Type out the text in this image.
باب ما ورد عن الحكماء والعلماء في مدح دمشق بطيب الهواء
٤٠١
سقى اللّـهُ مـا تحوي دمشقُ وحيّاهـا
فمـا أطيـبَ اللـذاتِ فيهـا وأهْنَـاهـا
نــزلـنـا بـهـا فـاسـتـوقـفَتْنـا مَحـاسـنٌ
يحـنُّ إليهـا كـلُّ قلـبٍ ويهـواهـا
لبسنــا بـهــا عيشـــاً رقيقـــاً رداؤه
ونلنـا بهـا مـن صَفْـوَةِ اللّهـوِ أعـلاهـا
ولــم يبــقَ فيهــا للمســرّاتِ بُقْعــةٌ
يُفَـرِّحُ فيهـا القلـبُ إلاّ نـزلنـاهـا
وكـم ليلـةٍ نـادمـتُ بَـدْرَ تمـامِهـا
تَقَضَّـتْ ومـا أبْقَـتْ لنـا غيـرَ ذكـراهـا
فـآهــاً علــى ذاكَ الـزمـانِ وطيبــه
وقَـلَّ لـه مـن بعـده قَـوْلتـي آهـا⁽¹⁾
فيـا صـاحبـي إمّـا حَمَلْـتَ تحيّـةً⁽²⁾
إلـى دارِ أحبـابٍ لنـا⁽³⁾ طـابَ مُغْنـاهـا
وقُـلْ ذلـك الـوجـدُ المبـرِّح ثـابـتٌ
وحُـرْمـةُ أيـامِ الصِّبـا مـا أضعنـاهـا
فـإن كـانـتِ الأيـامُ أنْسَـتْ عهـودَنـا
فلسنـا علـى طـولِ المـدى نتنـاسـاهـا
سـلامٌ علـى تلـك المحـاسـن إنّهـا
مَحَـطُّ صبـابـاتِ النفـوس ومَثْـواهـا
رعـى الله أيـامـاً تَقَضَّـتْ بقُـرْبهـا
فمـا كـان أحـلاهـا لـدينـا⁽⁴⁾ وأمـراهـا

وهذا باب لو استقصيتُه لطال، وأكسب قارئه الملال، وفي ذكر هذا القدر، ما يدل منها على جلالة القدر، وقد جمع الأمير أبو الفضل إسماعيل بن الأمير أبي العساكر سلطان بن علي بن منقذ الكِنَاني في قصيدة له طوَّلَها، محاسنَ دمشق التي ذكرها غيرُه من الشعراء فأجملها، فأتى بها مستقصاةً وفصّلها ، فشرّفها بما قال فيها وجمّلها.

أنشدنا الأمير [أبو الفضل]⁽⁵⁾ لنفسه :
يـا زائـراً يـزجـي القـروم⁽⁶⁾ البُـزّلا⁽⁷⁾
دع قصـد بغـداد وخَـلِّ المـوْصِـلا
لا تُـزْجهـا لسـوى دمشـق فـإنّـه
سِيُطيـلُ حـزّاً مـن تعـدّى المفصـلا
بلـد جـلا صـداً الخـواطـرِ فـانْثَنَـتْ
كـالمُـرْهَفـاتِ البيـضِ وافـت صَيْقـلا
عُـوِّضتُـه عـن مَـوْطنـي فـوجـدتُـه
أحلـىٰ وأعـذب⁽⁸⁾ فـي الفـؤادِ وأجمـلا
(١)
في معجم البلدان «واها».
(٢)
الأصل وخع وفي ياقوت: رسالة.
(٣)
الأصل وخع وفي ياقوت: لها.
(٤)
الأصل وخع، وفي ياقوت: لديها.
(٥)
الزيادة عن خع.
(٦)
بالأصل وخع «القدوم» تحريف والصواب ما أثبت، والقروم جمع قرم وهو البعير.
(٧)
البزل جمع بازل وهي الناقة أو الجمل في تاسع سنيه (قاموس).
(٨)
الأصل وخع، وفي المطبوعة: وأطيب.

++++++

**Exercise instructions**. From the records given above, copy all lines containing "دمشق".

**Final result**.
باب ما ورد عن الحكماء والعلماء في مدح دمشق بطيب الهواء
سقى اللّـهُ مـا تحوي دمشقُ وحيّاهـا
وهذا باب لو استقصيتُه لطال، وأكسب قارئه الملال، وفي ذكر هذا القدر، ما يدل منها على جلالة القدر، وقد جمع الأمير أبو الفضل إسماعيل بن الأمير أبي العساكر سلطان بن علي بن منقذ الكِنَاني في قصيدة له طوَّلَها، محاسنَ دمشق التي ذكرها غيرُه من الشعراء فأجملها، فأتى بها مستقصاةً وفصّلها ، فشرّفها بما قال فيها وجمّلها.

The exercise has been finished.